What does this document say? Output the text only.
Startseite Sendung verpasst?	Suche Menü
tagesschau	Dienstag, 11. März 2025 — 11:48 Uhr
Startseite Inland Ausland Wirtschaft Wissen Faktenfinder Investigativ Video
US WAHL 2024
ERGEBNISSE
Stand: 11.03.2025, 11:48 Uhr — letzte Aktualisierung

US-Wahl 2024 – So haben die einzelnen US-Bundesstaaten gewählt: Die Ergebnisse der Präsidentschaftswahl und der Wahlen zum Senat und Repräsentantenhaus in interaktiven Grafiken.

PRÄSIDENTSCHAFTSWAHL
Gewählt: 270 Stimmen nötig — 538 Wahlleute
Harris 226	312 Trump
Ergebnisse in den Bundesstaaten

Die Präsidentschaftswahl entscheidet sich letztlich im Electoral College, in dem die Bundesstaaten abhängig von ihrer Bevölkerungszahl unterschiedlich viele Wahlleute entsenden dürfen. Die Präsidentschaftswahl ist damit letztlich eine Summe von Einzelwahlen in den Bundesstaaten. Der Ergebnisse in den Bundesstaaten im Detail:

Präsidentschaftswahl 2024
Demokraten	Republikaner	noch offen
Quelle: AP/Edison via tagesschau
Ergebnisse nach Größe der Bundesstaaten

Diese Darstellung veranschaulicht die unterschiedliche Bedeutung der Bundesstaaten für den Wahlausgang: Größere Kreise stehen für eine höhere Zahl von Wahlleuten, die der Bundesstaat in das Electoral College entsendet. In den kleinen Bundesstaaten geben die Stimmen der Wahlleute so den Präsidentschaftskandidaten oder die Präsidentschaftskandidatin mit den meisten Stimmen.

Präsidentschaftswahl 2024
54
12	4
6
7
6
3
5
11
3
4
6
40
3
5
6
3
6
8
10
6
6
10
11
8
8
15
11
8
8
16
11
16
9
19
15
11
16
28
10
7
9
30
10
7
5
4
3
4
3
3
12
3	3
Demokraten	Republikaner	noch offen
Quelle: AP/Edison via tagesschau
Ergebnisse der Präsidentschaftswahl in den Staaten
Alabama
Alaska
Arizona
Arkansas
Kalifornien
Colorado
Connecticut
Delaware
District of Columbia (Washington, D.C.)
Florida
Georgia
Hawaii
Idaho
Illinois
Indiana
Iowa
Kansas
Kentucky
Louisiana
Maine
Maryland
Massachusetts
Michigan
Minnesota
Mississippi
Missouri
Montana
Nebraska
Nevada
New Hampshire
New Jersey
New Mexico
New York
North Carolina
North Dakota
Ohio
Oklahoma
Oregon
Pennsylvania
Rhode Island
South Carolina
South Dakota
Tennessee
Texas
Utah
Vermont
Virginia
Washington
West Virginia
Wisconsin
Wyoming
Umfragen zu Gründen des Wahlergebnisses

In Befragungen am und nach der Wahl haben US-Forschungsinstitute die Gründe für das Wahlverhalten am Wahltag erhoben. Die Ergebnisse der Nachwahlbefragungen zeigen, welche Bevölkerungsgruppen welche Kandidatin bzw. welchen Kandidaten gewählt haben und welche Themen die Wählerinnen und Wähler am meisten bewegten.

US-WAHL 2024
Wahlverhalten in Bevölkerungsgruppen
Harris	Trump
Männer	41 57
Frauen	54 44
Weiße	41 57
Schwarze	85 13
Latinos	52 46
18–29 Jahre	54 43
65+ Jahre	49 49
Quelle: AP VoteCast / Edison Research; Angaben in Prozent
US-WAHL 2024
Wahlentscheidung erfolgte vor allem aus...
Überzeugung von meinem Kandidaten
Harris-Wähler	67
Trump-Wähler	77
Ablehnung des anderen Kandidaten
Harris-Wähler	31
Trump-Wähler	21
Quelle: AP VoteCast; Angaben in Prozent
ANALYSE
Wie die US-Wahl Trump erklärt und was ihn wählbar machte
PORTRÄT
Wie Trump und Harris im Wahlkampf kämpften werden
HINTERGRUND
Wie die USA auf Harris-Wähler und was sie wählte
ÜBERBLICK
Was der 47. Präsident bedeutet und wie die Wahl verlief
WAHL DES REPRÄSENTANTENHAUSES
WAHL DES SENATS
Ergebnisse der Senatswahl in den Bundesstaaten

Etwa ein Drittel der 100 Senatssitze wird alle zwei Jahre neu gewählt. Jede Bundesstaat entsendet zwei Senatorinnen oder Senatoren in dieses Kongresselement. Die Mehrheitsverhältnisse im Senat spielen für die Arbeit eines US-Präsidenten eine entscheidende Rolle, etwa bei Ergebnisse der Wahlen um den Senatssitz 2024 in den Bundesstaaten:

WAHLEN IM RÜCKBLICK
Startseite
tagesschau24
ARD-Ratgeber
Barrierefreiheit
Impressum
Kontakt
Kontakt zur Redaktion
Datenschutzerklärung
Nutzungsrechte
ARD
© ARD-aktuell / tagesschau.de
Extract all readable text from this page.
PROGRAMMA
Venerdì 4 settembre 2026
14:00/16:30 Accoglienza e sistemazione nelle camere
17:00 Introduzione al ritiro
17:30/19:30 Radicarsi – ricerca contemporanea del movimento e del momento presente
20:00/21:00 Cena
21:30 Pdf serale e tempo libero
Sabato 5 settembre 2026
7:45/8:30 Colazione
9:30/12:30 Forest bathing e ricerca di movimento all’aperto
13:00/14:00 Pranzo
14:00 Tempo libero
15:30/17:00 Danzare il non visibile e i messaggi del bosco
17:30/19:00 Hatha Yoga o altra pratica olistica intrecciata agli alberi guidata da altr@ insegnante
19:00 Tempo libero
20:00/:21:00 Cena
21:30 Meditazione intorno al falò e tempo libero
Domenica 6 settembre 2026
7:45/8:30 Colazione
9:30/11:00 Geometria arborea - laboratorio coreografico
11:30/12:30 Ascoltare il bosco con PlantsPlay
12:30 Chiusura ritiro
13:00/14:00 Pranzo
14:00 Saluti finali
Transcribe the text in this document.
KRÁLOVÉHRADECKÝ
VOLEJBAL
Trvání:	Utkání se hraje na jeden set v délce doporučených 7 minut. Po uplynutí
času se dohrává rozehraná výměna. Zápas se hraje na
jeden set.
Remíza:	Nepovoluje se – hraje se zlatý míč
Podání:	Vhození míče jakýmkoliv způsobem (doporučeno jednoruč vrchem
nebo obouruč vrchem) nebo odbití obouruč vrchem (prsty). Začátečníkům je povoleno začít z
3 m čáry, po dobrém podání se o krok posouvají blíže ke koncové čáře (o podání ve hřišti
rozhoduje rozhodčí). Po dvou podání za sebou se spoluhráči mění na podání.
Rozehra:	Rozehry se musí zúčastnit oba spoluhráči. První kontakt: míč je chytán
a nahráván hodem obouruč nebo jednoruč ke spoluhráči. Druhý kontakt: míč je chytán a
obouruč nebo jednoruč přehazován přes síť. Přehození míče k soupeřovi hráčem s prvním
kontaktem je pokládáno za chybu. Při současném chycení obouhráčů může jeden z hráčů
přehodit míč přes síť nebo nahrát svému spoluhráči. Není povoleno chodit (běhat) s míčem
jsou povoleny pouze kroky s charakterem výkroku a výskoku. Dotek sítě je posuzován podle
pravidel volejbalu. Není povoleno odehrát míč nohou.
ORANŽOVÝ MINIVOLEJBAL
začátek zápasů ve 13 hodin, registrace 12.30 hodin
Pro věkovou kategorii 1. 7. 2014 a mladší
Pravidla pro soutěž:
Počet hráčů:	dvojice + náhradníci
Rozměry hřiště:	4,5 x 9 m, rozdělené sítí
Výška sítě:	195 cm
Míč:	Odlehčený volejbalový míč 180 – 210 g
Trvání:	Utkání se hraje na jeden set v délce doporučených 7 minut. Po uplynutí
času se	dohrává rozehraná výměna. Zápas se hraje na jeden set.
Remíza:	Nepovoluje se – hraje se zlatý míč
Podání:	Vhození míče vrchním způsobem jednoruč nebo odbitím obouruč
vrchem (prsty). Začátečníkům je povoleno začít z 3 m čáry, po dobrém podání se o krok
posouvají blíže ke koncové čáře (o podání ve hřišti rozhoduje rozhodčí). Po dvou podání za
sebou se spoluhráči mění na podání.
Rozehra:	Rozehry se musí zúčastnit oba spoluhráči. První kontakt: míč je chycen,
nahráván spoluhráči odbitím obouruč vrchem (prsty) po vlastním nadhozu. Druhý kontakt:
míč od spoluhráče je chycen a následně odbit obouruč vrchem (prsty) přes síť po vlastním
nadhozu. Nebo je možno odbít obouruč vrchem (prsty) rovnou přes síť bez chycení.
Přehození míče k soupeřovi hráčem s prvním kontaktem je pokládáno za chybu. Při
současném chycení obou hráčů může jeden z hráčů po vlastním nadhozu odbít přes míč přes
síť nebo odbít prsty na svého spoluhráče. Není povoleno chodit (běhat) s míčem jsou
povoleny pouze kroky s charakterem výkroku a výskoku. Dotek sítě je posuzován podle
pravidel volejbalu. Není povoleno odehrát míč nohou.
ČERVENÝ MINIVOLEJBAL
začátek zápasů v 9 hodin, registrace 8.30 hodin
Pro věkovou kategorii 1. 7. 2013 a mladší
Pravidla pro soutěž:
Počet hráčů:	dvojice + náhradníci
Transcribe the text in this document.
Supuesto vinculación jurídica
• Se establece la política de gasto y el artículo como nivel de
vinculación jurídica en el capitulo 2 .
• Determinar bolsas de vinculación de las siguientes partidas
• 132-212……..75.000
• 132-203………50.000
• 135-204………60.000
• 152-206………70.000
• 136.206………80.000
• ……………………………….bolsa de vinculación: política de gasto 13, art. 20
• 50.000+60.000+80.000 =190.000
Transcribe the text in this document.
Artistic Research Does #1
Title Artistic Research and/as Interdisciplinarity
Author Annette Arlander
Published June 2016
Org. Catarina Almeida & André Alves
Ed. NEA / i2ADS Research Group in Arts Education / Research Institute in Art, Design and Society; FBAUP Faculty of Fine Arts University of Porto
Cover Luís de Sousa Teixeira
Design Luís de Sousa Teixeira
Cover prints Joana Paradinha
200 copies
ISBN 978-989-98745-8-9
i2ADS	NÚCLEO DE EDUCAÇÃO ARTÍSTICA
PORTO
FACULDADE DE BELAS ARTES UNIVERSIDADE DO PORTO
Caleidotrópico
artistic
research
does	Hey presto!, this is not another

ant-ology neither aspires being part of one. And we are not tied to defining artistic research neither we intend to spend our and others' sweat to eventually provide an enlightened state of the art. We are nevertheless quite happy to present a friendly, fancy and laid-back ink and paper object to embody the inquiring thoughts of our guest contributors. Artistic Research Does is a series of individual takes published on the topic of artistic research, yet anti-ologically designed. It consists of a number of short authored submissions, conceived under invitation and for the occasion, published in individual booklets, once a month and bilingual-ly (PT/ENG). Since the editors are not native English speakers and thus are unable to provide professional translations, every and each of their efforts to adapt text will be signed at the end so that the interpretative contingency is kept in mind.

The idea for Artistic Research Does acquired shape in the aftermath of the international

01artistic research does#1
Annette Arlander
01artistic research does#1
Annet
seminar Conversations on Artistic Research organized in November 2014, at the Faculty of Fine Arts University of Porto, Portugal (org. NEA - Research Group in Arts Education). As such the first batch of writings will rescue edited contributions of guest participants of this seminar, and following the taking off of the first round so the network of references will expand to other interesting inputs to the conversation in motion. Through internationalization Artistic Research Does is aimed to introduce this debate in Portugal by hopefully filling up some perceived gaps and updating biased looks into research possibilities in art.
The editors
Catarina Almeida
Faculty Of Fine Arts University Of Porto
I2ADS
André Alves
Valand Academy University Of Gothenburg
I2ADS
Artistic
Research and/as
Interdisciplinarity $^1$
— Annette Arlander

########

Read the lines above. Gather those in which the string "Wähler" is found.

In Befragungen am und nach der Wahl haben US-Forschungsinstitute die Gründe für das Wahlverhalten am Wahltag erhoben. Die Ergebnisse der Nachwahlbefragungen zeigen, welche Bevölkerungsgruppen welche Kandidatin bzw. welchen Kandidaten gewählt haben und welche Themen die Wählerinnen und Wähler am meisten bewegten.
Harris-Wähler	67
Trump-Wähler	77
Harris-Wähler	31
Trump-Wähler	21
Wie die USA auf Harris-Wähler und was sie wählte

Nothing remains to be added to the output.